--- RECORDS FOR PROCESSING ---

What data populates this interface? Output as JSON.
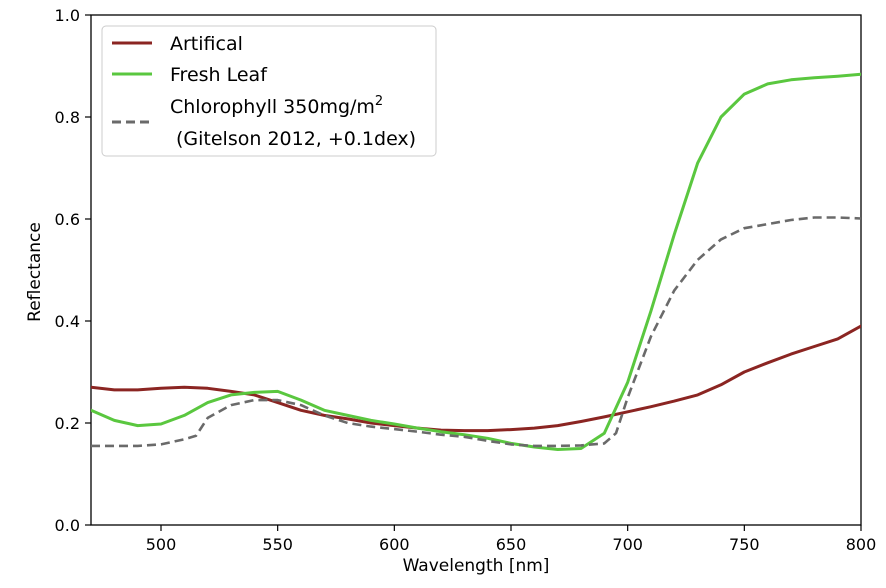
{
  "chart_data": {
    "type": "line",
    "title": "",
    "xlabel": "Wavelength [nm]",
    "ylabel": "Reflectance",
    "xlim": [
      470,
      800
    ],
    "ylim": [
      0.0,
      1.0
    ],
    "xticks": [
      500,
      550,
      600,
      650,
      700,
      750,
      800
    ],
    "yticks": [
      0.0,
      0.2,
      0.4,
      0.6,
      0.8,
      1.0
    ],
    "xtick_labels": [
      "500",
      "550",
      "600",
      "650",
      "700",
      "750",
      "800"
    ],
    "ytick_labels": [
      "0.0",
      "0.2",
      "0.4",
      "0.6",
      "0.8",
      "1.0"
    ],
    "grid": false,
    "legend_position": "top-left",
    "series": [
      {
        "name": "Artifical",
        "color": "#8b2522",
        "style": "solid",
        "x": [
          470,
          480,
          490,
          500,
          510,
          520,
          530,
          540,
          550,
          560,
          570,
          580,
          590,
          600,
          610,
          620,
          630,
          640,
          650,
          660,
          670,
          680,
          690,
          700,
          710,
          720,
          730,
          740,
          750,
          760,
          770,
          780,
          790,
          800
        ],
        "y": [
          0.27,
          0.265,
          0.265,
          0.268,
          0.27,
          0.268,
          0.262,
          0.255,
          0.24,
          0.225,
          0.215,
          0.208,
          0.2,
          0.195,
          0.19,
          0.186,
          0.185,
          0.185,
          0.187,
          0.19,
          0.195,
          0.203,
          0.212,
          0.222,
          0.232,
          0.243,
          0.255,
          0.275,
          0.3,
          0.318,
          0.335,
          0.35,
          0.365,
          0.39
        ]
      },
      {
        "name": "Fresh Leaf",
        "color": "#5ac73f",
        "style": "solid",
        "x": [
          470,
          480,
          490,
          500,
          510,
          520,
          530,
          540,
          550,
          560,
          570,
          580,
          590,
          600,
          610,
          620,
          630,
          640,
          650,
          660,
          670,
          680,
          690,
          700,
          710,
          720,
          730,
          740,
          750,
          760,
          770,
          780,
          790,
          800
        ],
        "y": [
          0.225,
          0.205,
          0.195,
          0.198,
          0.215,
          0.24,
          0.255,
          0.26,
          0.262,
          0.245,
          0.225,
          0.215,
          0.205,
          0.198,
          0.19,
          0.183,
          0.177,
          0.17,
          0.16,
          0.153,
          0.148,
          0.15,
          0.18,
          0.28,
          0.42,
          0.57,
          0.71,
          0.8,
          0.845,
          0.865,
          0.873,
          0.877,
          0.88,
          0.884
        ]
      },
      {
        "name": "Chlorophyll 350mg/m2 (Gitelson 2012, +0.1dex)",
        "color": "#6a6a6a",
        "style": "dashed",
        "x": [
          470,
          480,
          490,
          500,
          510,
          515,
          520,
          530,
          540,
          550,
          560,
          570,
          580,
          590,
          600,
          610,
          620,
          630,
          640,
          650,
          660,
          670,
          680,
          690,
          695,
          700,
          710,
          720,
          730,
          740,
          750,
          760,
          770,
          780,
          790,
          800
        ],
        "y": [
          0.155,
          0.155,
          0.155,
          0.158,
          0.168,
          0.175,
          0.21,
          0.235,
          0.245,
          0.245,
          0.235,
          0.215,
          0.2,
          0.193,
          0.188,
          0.183,
          0.177,
          0.173,
          0.165,
          0.158,
          0.155,
          0.155,
          0.156,
          0.16,
          0.18,
          0.25,
          0.37,
          0.46,
          0.52,
          0.56,
          0.582,
          0.59,
          0.598,
          0.603,
          0.603,
          0.601
        ]
      }
    ]
  },
  "legend": {
    "items": [
      {
        "line1": "Artifical"
      },
      {
        "line1": "Fresh Leaf"
      },
      {
        "line1_main": "Chlorophyll 350mg/m",
        "line1_sup": "2",
        "line2": "(Gitelson 2012, +0.1dex)"
      }
    ]
  }
}
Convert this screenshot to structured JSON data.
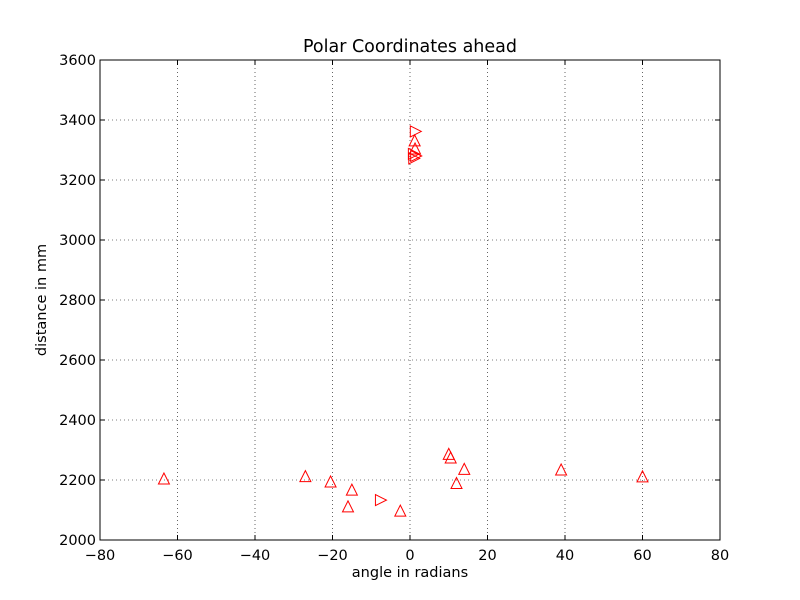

---

(DO THIS) Skip the images and write out the rest of the listing exactly.

(COMPLETED TASK)
What data populates this interface? Output as JSON.
{
  "chart_data": {
    "type": "line",
    "title": "",
    "xlabel": "Wavelength [nm]",
    "ylabel": "Reflectance",
    "xlim": [
      470,
      800
    ],
    "ylim": [
      0.0,
      1.0
    ],
    "xticks": [
      500,
      550,
      600,
      650,
      700,
      750,
      800
    ],
    "yticks": [
      0.0,
      0.2,
      0.4,
      0.6,
      0.8,
      1.0
    ],
    "xtick_labels": [
      "500",
      "550",
      "600",
      "650",
      "700",
      "750",
      "800"
    ],
    "ytick_labels": [
      "0.0",
      "0.2",
      "0.4",
      "0.6",
      "0.8",
      "1.0"
    ],
    "grid": false,
    "legend_position": "top-left",
    "series": [
      {
        "name": "Artifical",
        "color": "#8b2522",
        "style": "solid",
        "x": [
          470,
          480,
          490,
          500,
          510,
          520,
          530,
          540,
          550,
          560,
          570,
          580,
          590,
          600,
          610,
          620,
          630,
          640,
          650,
          660,
          670,
          680,
          690,
          700,
          710,
          720,
          730,
          740,
          750,
          760,
          770,
          780,
          790,
          800
        ],
        "y": [
          0.27,
          0.265,
          0.265,
          0.268,
          0.27,
          0.268,
          0.262,
          0.255,
          0.24,
          0.225,
          0.215,
          0.208,
          0.2,
          0.195,
          0.19,
          0.186,
          0.185,
          0.185,
          0.187,
          0.19,
          0.195,
          0.203,
          0.212,
          0.222,
          0.232,
          0.243,
          0.255,
          0.275,
          0.3,
          0.318,
          0.335,
          0.35,
          0.365,
          0.39
        ]
      },
      {
        "name": "Fresh Leaf",
        "color": "#5ac73f",
        "style": "solid",
        "x": [
          470,
          480,
          490,
          500,
          510,
          520,
          530,
          540,
          550,
          560,
          570,
          580,
          590,
          600,
          610,
          620,
          630,
          640,
          650,
          660,
          670,
          680,
          690,
          700,
          710,
          720,
          730,
          740,
          750,
          760,
          770,
          780,
          790,
          800
        ],
        "y": [
          0.225,
          0.205,
          0.195,
          0.198,
          0.215,
          0.24,
          0.255,
          0.26,
          0.262,
          0.245,
          0.225,
          0.215,
          0.205,
          0.198,
          0.19,
          0.183,
          0.177,
          0.17,
          0.16,
          0.153,
          0.148,
          0.15,
          0.18,
          0.28,
          0.42,
          0.57,
          0.71,
          0.8,
          0.845,
          0.865,
          0.873,
          0.877,
          0.88,
          0.884
        ]
      },
      {
        "name": "Chlorophyll 350mg/m2 (Gitelson 2012, +0.1dex)",
        "color": "#6a6a6a",
        "style": "dashed",
        "x": [
          470,
          480,
          490,
          500,
          510,
          515,
          520,
          530,
          540,
          550,
          560,
          570,
          580,
          590,
          600,
          610,
          620,
          630,
          640,
          650,
          660,
          670,
          680,
          690,
          695,
          700,
          710,
          720,
          730,
          740,
          750,
          760,
          770,
          780,
          790,
          800
        ],
        "y": [
          0.155,
          0.155,
          0.155,
          0.158,
          0.168,
          0.175,
          0.21,
          0.235,
          0.245,
          0.245,
          0.235,
          0.215,
          0.2,
          0.193,
          0.188,
          0.183,
          0.177,
          0.173,
          0.165,
          0.158,
          0.155,
          0.155,
          0.156,
          0.16,
          0.18,
          0.25,
          0.37,
          0.46,
          0.52,
          0.56,
          0.582,
          0.59,
          0.598,
          0.603,
          0.603,
          0.601
        ]
      }
    ]
  },
  "legend": {
    "items": [
      {
        "line1": "Artifical"
      },
      {
        "line1": "Fresh Leaf"
      },
      {
        "line1_main": "Chlorophyll 350mg/m",
        "line1_sup": "2",
        "line2": "(Gitelson 2012, +0.1dex)"
      }
    ]
  }
}
Convert this screenshot to structured JSON data.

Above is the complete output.